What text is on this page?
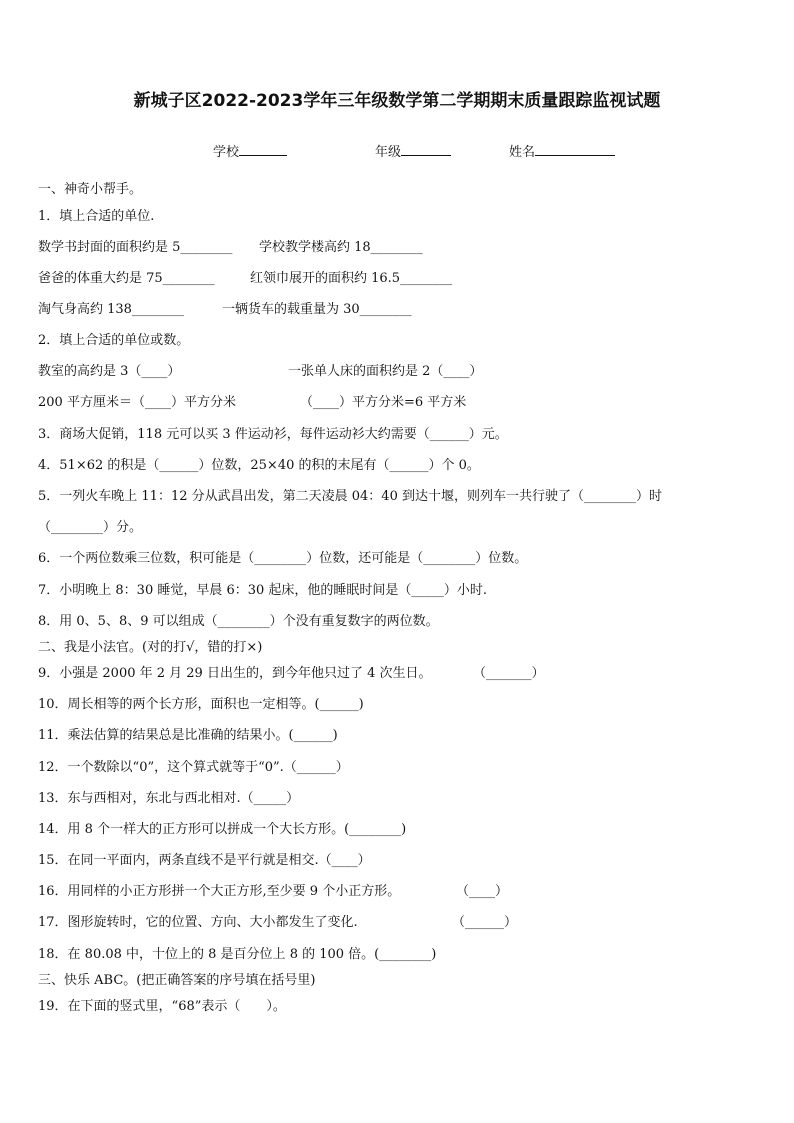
新城子区2022-2023学年三年级数学第二学期期末质量跟踪监视试题
学校	年级	姓名
一、神奇小帮手。
1．填上合适的单位.
数学书封面的面积约是 5________ 学校教学楼高约 18________
爸爸的体重大约是 75________	红领巾展开的面积约 16.5________
淘气身高约 138________	一辆货车的载重量为 30________
2．填上合适的单位或数。
教室的高约是 3（____）	一张单人床的面积约是 2（____）
200 平方厘米＝（____）平方分米	（____）平方分米=6 平方米
3．商场大促销，118 元可以买 3 件运动衫，每件运动衫大约需要（______）元。
4．51×62 的积是（______）位数，25×40 的积的末尾有（______）个 0。
5．一列火车晚上 11：12 分从武昌出发，第二天凌晨 04：40 到达十堰，则列车一共行驶了（________）时
（________）分。
6．一个两位数乘三位数，积可能是（________）位数，还可能是（________）位数。
7．小明晚上 8：30 睡觉，早晨 6：30 起床，他的睡眠时间是（_____）小时.
8．用 0、5、8、9 可以组成（________）个没有重复数字的两位数。
二、我是小法官。(对的打√，错的打×)
9．小强是 2000 年 2 月 29 日出生的，到今年他只过了 4 次生日。	（_______）
10．周长相等的两个长方形，面积也一定相等。(______)
11．乘法估算的结果总是比准确的结果小。(______)
12．一个数除以“0”，这个算式就等于“0”.（______）
13．东与西相对，东北与西北相对.（_____）
14．用 8 个一样大的正方形可以拼成一个大长方形。(________)
15．在同一平面内，两条直线不是平行就是相交.（____）
16．用同样的小正方形拼一个大正方形,至少要 9 个小正方形。	（____）
17．图形旋转时，它的位置、方向、大小都发生了变化.	（______）
18．在 80.08 中，十位上的 8 是百分位上 8 的 100 倍。(________)
三、快乐 ABC。(把正确答案的序号填在括号里)
19．在下面的竖式里，“68”表示（　　）。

_ _ _

To do.
Print the complete listing exactly, apart from any pictures.

Answer to the exercise.
What text is on this page?
新城子区2022-2023学年三年级数学第二学期期末质量跟踪监视试题
学校	年级	姓名
一、神奇小帮手。
1．填上合适的单位.
数学书封面的面积约是 5________ 学校教学楼高约 18________
爸爸的体重大约是 75________	红领巾展开的面积约 16.5________
淘气身高约 138________	一辆货车的载重量为 30________
2．填上合适的单位或数。
教室的高约是 3（____）	一张单人床的面积约是 2（____）
200 平方厘米＝（____）平方分米	（____）平方分米=6 平方米
3．商场大促销，118 元可以买 3 件运动衫，每件运动衫大约需要（______）元。
4．51×62 的积是（______）位数，25×40 的积的末尾有（______）个 0。
5．一列火车晚上 11：12 分从武昌出发，第二天凌晨 04：40 到达十堰，则列车一共行驶了（________）时
（________）分。
6．一个两位数乘三位数，积可能是（________）位数，还可能是（________）位数。
7．小明晚上 8：30 睡觉，早晨 6：30 起床，他的睡眠时间是（_____）小时.
8．用 0、5、8、9 可以组成（________）个没有重复数字的两位数。
二、我是小法官。(对的打√，错的打×)
9．小强是 2000 年 2 月 29 日出生的，到今年他只过了 4 次生日。	（_______）
10．周长相等的两个长方形，面积也一定相等。(______)
11．乘法估算的结果总是比准确的结果小。(______)
12．一个数除以“0”，这个算式就等于“0”.（______）
13．东与西相对，东北与西北相对.（_____）
14．用 8 个一样大的正方形可以拼成一个大长方形。(________)
15．在同一平面内，两条直线不是平行就是相交.（____）
16．用同样的小正方形拼一个大正方形,至少要 9 个小正方形。	（____）
17．图形旋转时，它的位置、方向、大小都发生了变化.	（______）
18．在 80.08 中，十位上的 8 是百分位上 8 的 100 倍。(________)
三、快乐 ABC。(把正确答案的序号填在括号里)
19．在下面的竖式里，“68”表示（　　）。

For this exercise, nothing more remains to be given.